• Record extracts:
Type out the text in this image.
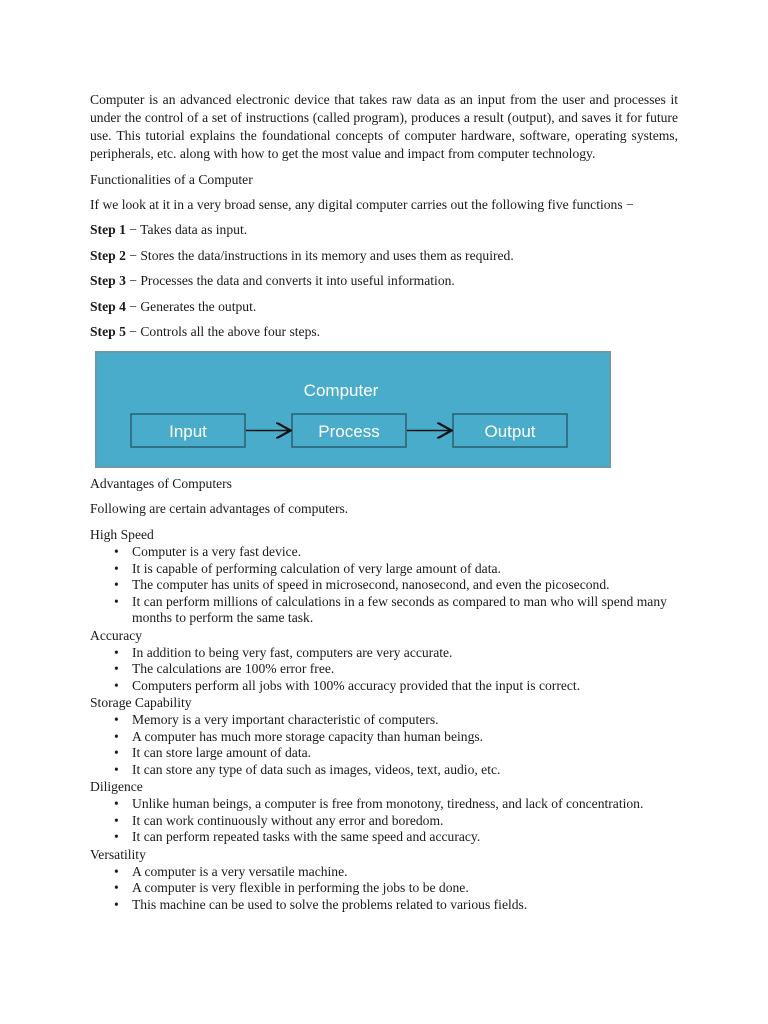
Computer is an advanced electronic device that takes raw data as an input from the user and processes it under the control of a set of instructions (called program), produces a result (output), and saves it for future use. This tutorial explains the foundational concepts of computer hardware, software, operating systems, peripherals, etc. along with how to get the most value and impact from computer technology.

Functionalities of a Computer

If we look at it in a very broad sense, any digital computer carries out the following five functions −

Step 1 − Takes data as input.

Step 2 − Stores the data/instructions in its memory and uses them as required.

Step 3 − Processes the data and converts it into useful information.

Step 4 − Generates the output.

Step 5 − Controls all the above four steps.

Computer
Input	Process	Output

Advantages of Computers

Following are certain advantages of computers.

High Speed

• Computer is a very fast device.
• It is capable of performing calculation of very large amount of data.
• The computer has units of speed in microsecond, nanosecond, and even the picosecond.
• It can perform millions of calculations in a few seconds as compared to man who will spend many months to perform the same task.

Accuracy

• In addition to being very fast, computers are very accurate.
• The calculations are 100% error free.
• Computers perform all jobs with 100% accuracy provided that the input is correct.

Storage Capability

• Memory is a very important characteristic of computers.
• A computer has much more storage capacity than human beings.
• It can store large amount of data.
• It can store any type of data such as images, videos, text, audio, etc.

Diligence

• Unlike human beings, a computer is free from monotony, tiredness, and lack of concentration.
• It can work continuously without any error and boredom.
• It can perform repeated tasks with the same speed and accuracy.

Versatility

• A computer is a very versatile machine.
• A computer is very flexible in performing the jobs to be done.
• This machine can be used to solve the problems related to various fields.
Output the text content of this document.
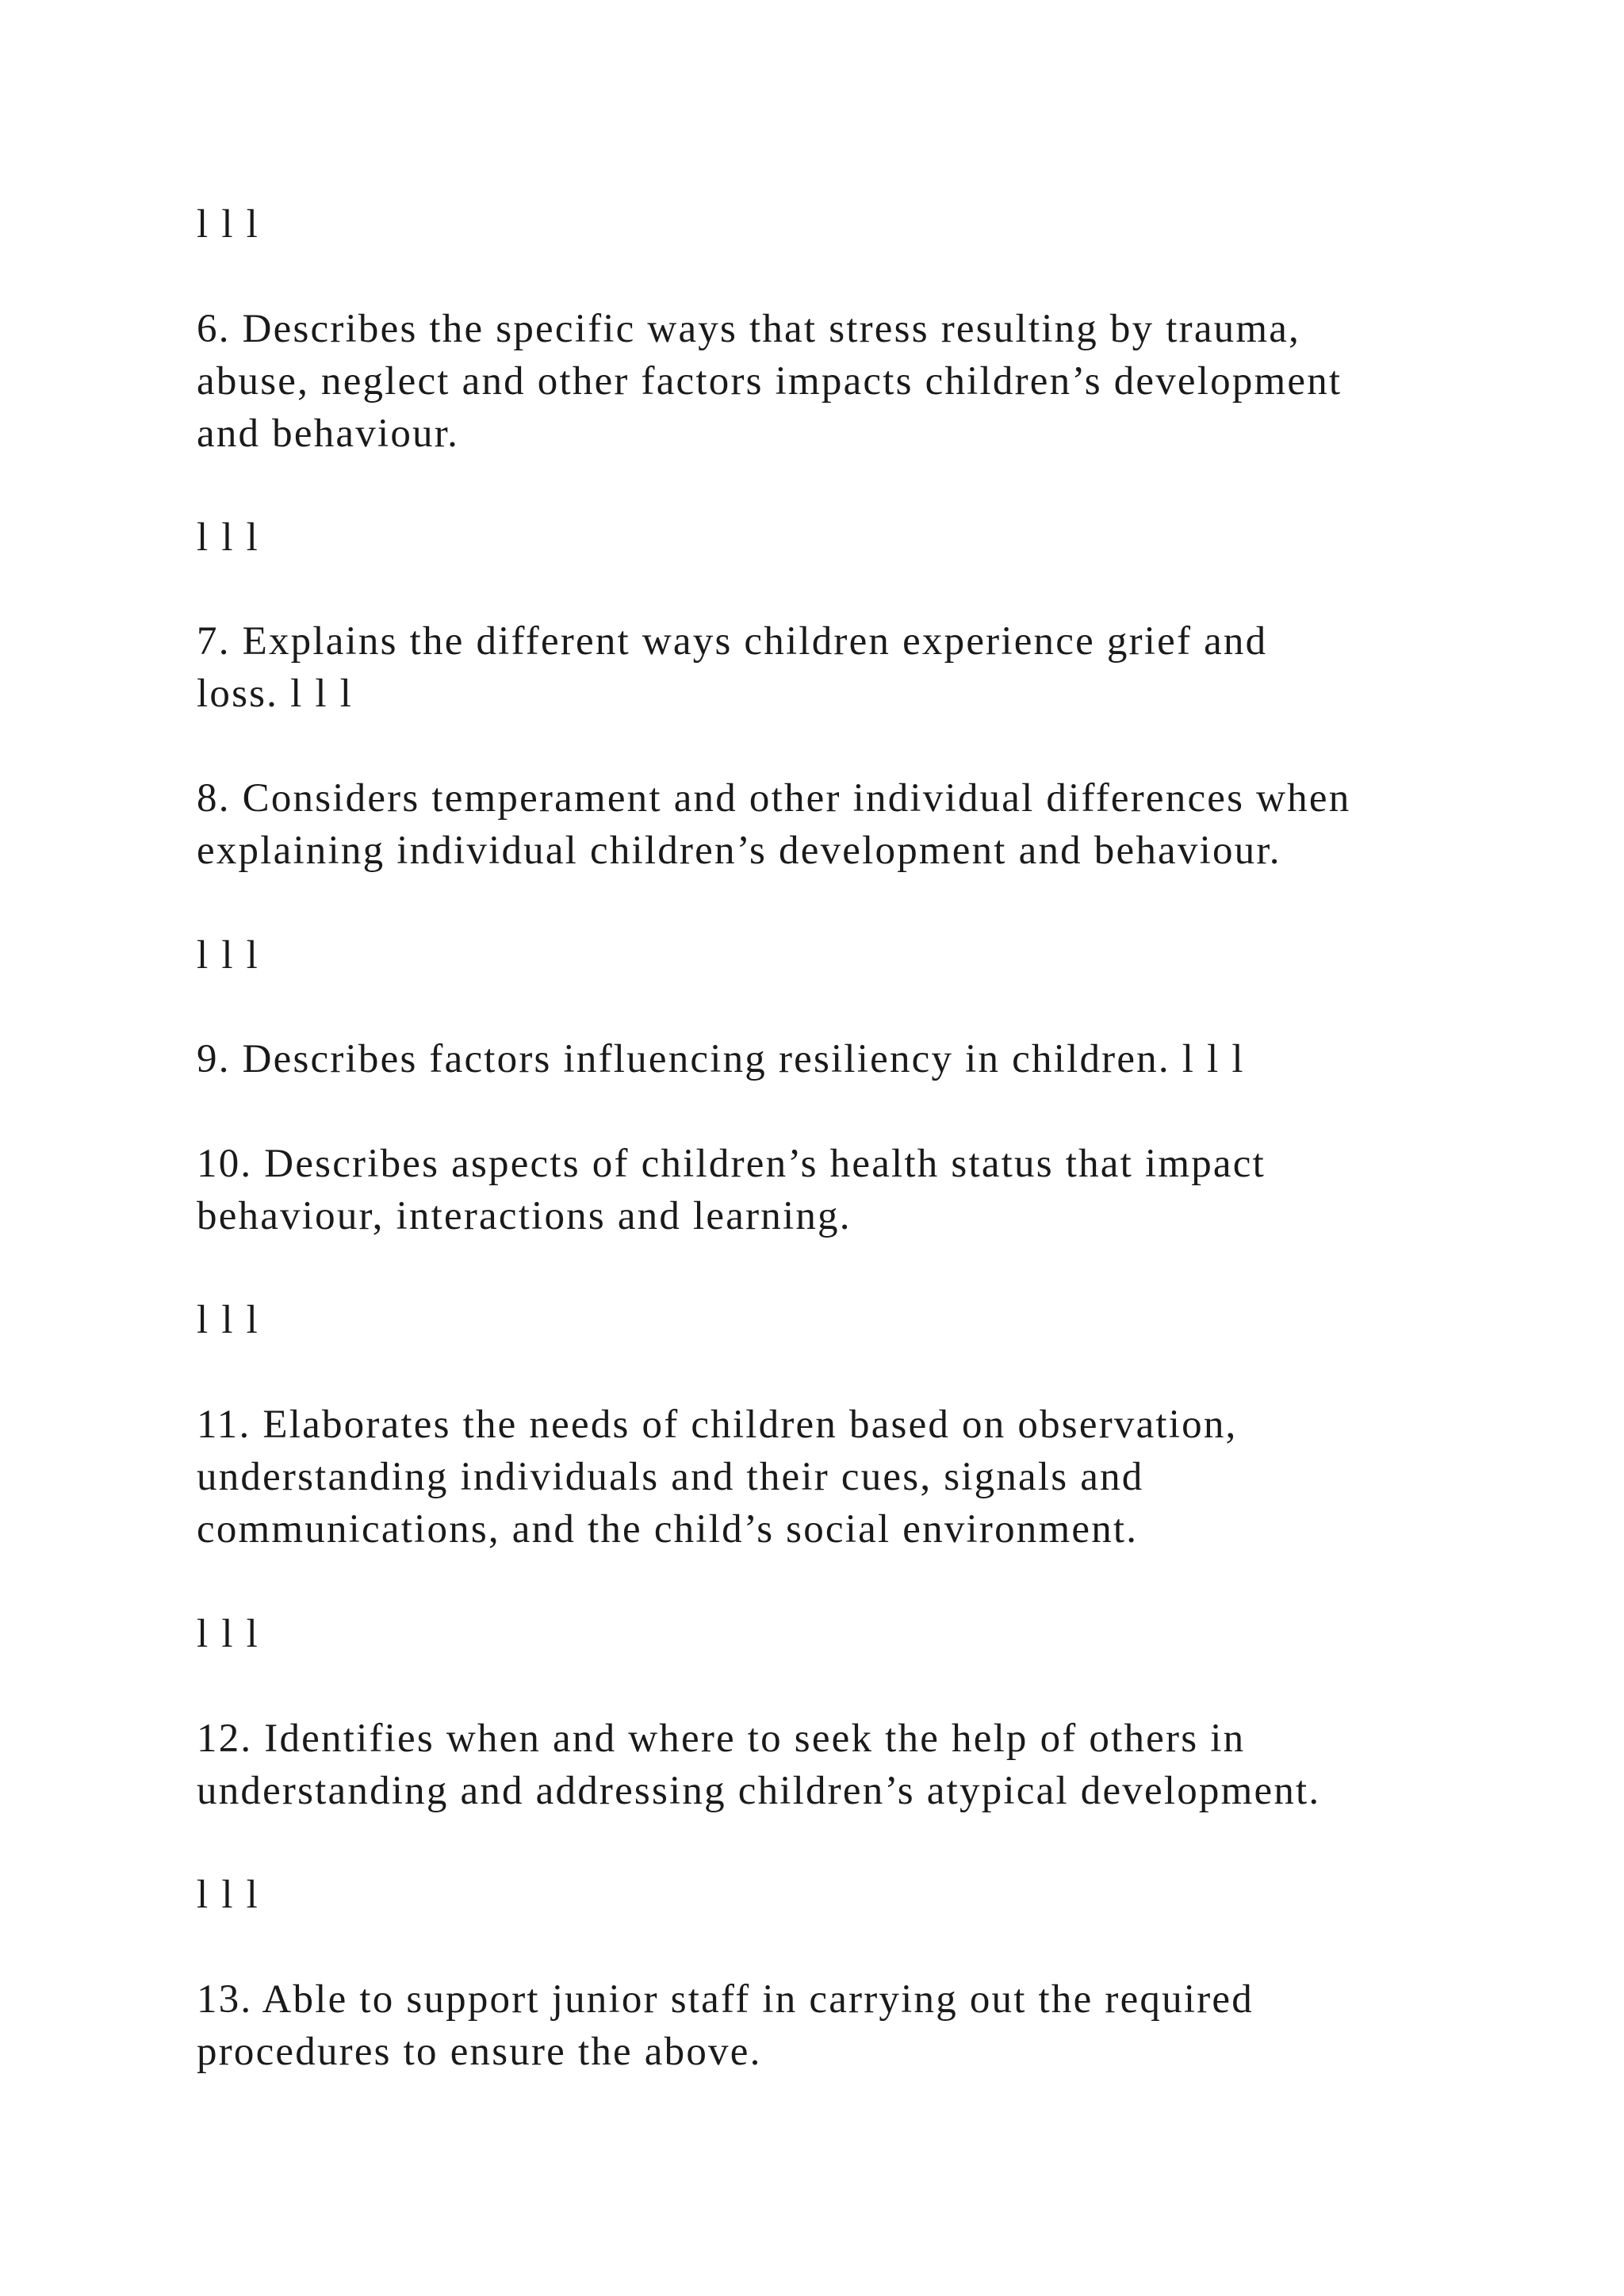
l l l

6. Describes the specific ways that stress resulting by trauma,

abuse, neglect and other factors impacts children’s development

and behaviour.

l l l

7. Explains the different ways children experience grief and

loss. l l l

8. Considers temperament and other individual differences when

explaining individual children’s development and behaviour.

l l l

9. Describes factors influencing resiliency in children. l l l

10. Describes aspects of children’s health status that impact

behaviour, interactions and learning.

l l l

11. Elaborates the needs of children based on observation,

understanding individuals and their cues, signals and

communications, and the child’s social environment.

l l l

12. Identifies when and where to seek the help of others in

understanding and addressing children’s atypical development.

l l l

13. Able to support junior staff in carrying out the required

procedures to ensure the above.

• Written request:
From the entries above, output every line exactly and omit any image.

• Answer for this exercise:
Type out the text in this image.
Computer is an advanced electronic device that takes raw data as an input from the user and processes it under the control of a set of instructions (called program), produces a result (output), and saves it for future use. This tutorial explains the foundational concepts of computer hardware, software, operating systems, peripherals, etc. along with how to get the most value and impact from computer technology.

Functionalities of a Computer

If we look at it in a very broad sense, any digital computer carries out the following five functions −

Step 1 − Takes data as input.

Step 2 − Stores the data/instructions in its memory and uses them as required.

Step 3 − Processes the data and converts it into useful information.

Step 4 − Generates the output.

Step 5 − Controls all the above four steps.

Computer
Input	Process	Output

Advantages of Computers

Following are certain advantages of computers.

High Speed

• Computer is a very fast device.
• It is capable of performing calculation of very large amount of data.
• The computer has units of speed in microsecond, nanosecond, and even the picosecond.
• It can perform millions of calculations in a few seconds as compared to man who will spend many months to perform the same task.

Accuracy

• In addition to being very fast, computers are very accurate.
• The calculations are 100% error free.
• Computers perform all jobs with 100% accuracy provided that the input is correct.

Storage Capability

• Memory is a very important characteristic of computers.
• A computer has much more storage capacity than human beings.
• It can store large amount of data.
• It can store any type of data such as images, videos, text, audio, etc.

Diligence

• Unlike human beings, a computer is free from monotony, tiredness, and lack of concentration.
• It can work continuously without any error and boredom.
• It can perform repeated tasks with the same speed and accuracy.

Versatility

• A computer is a very versatile machine.
• A computer is very flexible in performing the jobs to be done.
• This machine can be used to solve the problems related to various fields.
Output the text content of this document.
l l l

6. Describes the specific ways that stress resulting by trauma,

abuse, neglect and other factors impacts children’s development

and behaviour.

l l l

7. Explains the different ways children experience grief and

loss. l l l

8. Considers temperament and other individual differences when

explaining individual children’s development and behaviour.

l l l

9. Describes factors influencing resiliency in children. l l l

10. Describes aspects of children’s health status that impact

behaviour, interactions and learning.

l l l

11. Elaborates the needs of children based on observation,

understanding individuals and their cues, signals and

communications, and the child’s social environment.

l l l

12. Identifies when and where to seek the help of others in

understanding and addressing children’s atypical development.

l l l

13. Able to support junior staff in carrying out the required

procedures to ensure the above.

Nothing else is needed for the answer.